** START Extracted information **

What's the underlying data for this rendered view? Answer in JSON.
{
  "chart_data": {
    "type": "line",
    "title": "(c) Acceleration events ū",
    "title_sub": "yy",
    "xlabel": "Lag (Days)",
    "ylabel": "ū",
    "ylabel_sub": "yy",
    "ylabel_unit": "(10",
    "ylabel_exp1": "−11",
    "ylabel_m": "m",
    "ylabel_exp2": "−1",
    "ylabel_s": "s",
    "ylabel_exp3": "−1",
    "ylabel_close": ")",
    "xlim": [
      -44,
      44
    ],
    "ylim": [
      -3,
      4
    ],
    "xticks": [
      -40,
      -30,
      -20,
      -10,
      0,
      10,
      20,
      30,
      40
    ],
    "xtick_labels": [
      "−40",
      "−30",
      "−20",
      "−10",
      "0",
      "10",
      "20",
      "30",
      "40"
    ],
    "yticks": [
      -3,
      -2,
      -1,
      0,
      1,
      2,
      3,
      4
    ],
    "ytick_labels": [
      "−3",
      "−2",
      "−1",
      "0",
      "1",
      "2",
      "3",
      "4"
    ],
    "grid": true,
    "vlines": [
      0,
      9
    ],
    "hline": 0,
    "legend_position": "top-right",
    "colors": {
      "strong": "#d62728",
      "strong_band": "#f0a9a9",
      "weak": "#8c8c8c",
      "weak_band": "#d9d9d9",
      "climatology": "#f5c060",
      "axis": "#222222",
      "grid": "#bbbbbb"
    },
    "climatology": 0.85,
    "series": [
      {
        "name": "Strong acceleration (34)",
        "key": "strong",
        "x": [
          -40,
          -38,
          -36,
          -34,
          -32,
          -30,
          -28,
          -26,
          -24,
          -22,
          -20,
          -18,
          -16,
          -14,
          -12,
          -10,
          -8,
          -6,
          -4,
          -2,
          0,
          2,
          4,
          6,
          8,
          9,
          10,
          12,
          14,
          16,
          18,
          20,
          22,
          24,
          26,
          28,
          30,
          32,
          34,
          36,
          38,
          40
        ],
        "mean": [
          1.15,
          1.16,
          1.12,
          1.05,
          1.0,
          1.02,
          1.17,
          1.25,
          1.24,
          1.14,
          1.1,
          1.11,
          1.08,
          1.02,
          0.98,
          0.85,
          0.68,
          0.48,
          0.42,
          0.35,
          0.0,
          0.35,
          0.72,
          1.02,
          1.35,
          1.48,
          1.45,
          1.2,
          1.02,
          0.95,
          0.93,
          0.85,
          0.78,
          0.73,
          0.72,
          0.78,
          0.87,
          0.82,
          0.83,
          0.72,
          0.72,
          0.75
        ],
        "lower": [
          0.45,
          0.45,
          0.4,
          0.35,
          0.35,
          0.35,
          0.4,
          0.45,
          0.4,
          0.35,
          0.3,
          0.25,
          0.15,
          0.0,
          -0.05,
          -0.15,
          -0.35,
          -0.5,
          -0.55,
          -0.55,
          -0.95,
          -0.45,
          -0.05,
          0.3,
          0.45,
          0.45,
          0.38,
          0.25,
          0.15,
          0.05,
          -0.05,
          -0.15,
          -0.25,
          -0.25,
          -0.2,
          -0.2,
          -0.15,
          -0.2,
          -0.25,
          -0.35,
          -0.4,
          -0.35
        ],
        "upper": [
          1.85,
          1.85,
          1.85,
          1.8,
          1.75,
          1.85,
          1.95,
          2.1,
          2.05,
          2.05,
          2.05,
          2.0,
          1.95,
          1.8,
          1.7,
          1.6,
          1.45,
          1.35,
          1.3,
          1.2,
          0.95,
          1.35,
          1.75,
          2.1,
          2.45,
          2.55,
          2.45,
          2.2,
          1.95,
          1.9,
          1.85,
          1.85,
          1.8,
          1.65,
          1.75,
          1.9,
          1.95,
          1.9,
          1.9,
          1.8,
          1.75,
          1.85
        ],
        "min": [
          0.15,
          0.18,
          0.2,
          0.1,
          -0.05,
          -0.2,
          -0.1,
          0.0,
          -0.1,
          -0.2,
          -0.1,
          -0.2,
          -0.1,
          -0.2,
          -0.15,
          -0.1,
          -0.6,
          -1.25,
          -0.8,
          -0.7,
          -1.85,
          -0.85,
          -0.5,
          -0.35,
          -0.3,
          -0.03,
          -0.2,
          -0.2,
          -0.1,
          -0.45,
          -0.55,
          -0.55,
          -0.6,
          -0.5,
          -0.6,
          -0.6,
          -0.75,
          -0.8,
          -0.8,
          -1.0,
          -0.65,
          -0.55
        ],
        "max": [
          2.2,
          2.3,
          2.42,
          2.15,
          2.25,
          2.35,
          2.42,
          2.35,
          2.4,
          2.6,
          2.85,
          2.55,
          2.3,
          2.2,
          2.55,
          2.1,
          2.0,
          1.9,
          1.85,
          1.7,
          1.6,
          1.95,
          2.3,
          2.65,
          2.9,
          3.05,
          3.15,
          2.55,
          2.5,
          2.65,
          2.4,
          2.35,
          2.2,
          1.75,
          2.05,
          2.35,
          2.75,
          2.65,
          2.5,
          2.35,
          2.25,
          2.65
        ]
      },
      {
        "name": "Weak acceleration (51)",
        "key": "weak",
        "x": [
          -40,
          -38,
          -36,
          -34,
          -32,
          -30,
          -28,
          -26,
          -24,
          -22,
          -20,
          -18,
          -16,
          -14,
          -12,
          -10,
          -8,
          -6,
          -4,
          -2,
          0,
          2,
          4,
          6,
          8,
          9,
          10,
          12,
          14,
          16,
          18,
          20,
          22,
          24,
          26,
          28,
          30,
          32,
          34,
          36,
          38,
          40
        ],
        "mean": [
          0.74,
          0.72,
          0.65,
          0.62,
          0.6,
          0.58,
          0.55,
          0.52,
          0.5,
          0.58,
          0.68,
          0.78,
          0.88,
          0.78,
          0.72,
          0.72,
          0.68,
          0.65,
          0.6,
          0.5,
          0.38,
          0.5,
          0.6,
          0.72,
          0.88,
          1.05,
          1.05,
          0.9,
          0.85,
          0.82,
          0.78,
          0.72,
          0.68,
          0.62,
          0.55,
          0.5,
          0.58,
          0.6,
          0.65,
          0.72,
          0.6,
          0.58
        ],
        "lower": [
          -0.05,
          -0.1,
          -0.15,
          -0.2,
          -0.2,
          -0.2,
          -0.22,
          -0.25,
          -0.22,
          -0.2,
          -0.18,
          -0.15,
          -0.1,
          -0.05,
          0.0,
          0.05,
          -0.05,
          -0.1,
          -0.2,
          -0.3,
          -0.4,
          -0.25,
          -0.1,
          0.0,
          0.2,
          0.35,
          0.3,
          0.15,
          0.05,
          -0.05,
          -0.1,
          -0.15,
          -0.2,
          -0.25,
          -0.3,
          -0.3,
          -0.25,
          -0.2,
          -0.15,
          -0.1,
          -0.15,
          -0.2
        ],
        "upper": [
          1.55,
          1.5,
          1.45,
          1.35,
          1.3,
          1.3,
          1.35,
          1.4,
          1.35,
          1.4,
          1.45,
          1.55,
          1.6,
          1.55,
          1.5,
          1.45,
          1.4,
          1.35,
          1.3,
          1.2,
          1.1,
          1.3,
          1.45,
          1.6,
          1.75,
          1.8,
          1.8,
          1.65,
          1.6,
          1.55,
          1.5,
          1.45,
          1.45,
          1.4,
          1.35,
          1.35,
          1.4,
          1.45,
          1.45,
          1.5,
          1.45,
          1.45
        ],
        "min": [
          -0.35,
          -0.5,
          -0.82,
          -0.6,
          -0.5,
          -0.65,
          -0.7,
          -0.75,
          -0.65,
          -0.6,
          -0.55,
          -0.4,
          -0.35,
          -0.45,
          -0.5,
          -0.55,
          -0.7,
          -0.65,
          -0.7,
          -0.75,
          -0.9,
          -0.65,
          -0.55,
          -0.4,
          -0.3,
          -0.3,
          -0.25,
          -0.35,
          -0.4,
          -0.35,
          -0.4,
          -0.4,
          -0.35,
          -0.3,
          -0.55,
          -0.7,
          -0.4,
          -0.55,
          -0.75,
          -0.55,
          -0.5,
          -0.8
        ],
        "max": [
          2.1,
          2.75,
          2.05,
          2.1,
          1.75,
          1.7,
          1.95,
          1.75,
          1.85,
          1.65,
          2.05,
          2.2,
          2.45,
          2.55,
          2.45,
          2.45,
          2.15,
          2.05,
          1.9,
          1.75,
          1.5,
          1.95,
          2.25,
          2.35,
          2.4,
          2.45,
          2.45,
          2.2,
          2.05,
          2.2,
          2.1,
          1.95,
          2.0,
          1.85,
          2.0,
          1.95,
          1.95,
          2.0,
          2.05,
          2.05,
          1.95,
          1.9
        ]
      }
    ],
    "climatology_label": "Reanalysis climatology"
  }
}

** END Extracted information **

# Task prompt
Say how many lines in the entries contain the string "climatology", and leave out everything else.

# Task result
3